» SHORT PROBLEM
Wherever a line below holds the word "Thời", copy that line.

» DATA ROWS
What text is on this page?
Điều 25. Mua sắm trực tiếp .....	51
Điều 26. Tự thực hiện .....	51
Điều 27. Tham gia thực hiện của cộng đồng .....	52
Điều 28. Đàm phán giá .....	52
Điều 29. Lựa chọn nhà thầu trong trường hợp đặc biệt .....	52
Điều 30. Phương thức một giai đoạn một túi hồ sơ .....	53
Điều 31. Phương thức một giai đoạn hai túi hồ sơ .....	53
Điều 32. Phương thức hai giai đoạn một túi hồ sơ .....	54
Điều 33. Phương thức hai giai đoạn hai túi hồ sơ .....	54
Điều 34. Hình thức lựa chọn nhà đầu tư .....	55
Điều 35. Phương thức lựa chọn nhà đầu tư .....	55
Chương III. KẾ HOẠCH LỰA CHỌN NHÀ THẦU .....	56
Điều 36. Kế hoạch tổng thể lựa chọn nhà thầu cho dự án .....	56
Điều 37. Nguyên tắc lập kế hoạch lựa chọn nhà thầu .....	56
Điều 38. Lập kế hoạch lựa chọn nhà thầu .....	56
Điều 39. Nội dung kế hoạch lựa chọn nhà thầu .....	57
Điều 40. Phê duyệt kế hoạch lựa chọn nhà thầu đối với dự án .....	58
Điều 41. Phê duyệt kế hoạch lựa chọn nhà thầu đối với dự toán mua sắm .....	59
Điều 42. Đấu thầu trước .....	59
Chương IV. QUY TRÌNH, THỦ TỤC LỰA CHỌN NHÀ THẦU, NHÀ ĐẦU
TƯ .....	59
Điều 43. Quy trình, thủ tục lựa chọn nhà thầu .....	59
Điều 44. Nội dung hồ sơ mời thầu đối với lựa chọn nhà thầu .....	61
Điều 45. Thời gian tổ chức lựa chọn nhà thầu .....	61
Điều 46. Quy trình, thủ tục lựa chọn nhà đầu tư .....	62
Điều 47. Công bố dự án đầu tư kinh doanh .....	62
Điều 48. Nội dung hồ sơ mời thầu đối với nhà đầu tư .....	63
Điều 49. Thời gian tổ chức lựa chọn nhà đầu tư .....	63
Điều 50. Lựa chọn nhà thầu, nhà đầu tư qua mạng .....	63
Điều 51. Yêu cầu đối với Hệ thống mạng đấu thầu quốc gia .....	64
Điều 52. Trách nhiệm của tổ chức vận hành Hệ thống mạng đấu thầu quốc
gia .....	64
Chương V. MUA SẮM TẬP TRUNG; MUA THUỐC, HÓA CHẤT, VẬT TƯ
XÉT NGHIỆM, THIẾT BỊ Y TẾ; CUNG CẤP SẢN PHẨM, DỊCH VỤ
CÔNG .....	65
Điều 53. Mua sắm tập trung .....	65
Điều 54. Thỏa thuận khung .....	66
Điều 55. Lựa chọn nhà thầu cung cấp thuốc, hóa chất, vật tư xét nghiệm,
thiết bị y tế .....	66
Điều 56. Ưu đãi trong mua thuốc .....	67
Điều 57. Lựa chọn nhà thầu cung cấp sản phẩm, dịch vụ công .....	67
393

» FINISHED EXERCISE
Điều 45. Thời gian tổ chức lựa chọn nhà thầu .....	61
Điều 49. Thời gian tổ chức lựa chọn nhà đầu tư .....	63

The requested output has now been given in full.